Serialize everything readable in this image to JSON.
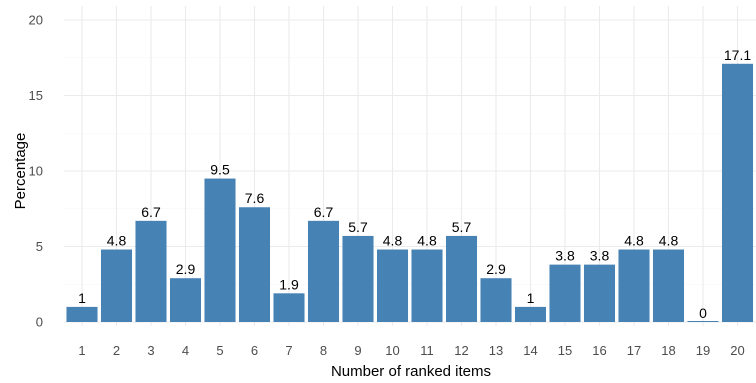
{
  "chart_data": {
    "type": "bar",
    "categories": [
      "1",
      "2",
      "3",
      "4",
      "5",
      "6",
      "7",
      "8",
      "9",
      "10",
      "11",
      "12",
      "13",
      "14",
      "15",
      "16",
      "17",
      "18",
      "19",
      "20"
    ],
    "values": [
      1,
      4.8,
      6.7,
      2.9,
      9.5,
      7.6,
      1.9,
      6.7,
      5.7,
      4.8,
      4.8,
      5.7,
      2.9,
      1,
      3.8,
      3.8,
      4.8,
      4.8,
      0,
      17.1
    ],
    "data_labels": [
      "1",
      "4.8",
      "6.7",
      "2.9",
      "9.5",
      "7.6",
      "1.9",
      "6.7",
      "5.7",
      "4.8",
      "4.8",
      "5.7",
      "2.9",
      "1",
      "3.8",
      "3.8",
      "4.8",
      "4.8",
      "0",
      "17.1"
    ],
    "xlabel": "Number of ranked items",
    "ylabel": "Percentage",
    "ylim": [
      0,
      20
    ],
    "yticks": [
      "0",
      "5",
      "10",
      "15",
      "20"
    ],
    "grid": true,
    "bar_color": "#4682b4",
    "grid_color": "#ebebeb"
  }
}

+++++

- _Problem description_
Transcribe every record above exactly as written, leaving out any pictures.

- _Expected answer_
Serialize everything readable in this image to JSON.
{
  "chart_data": {
    "type": "bar",
    "categories": [
      "1",
      "2",
      "3",
      "4",
      "5",
      "6",
      "7",
      "8",
      "9",
      "10",
      "11",
      "12",
      "13",
      "14",
      "15",
      "16",
      "17",
      "18",
      "19",
      "20"
    ],
    "values": [
      1,
      4.8,
      6.7,
      2.9,
      9.5,
      7.6,
      1.9,
      6.7,
      5.7,
      4.8,
      4.8,
      5.7,
      2.9,
      1,
      3.8,
      3.8,
      4.8,
      4.8,
      0,
      17.1
    ],
    "data_labels": [
      "1",
      "4.8",
      "6.7",
      "2.9",
      "9.5",
      "7.6",
      "1.9",
      "6.7",
      "5.7",
      "4.8",
      "4.8",
      "5.7",
      "2.9",
      "1",
      "3.8",
      "3.8",
      "4.8",
      "4.8",
      "0",
      "17.1"
    ],
    "xlabel": "Number of ranked items",
    "ylabel": "Percentage",
    "ylim": [
      0,
      20
    ],
    "yticks": [
      "0",
      "5",
      "10",
      "15",
      "20"
    ],
    "grid": true,
    "bar_color": "#4682b4",
    "grid_color": "#ebebeb"
  }
}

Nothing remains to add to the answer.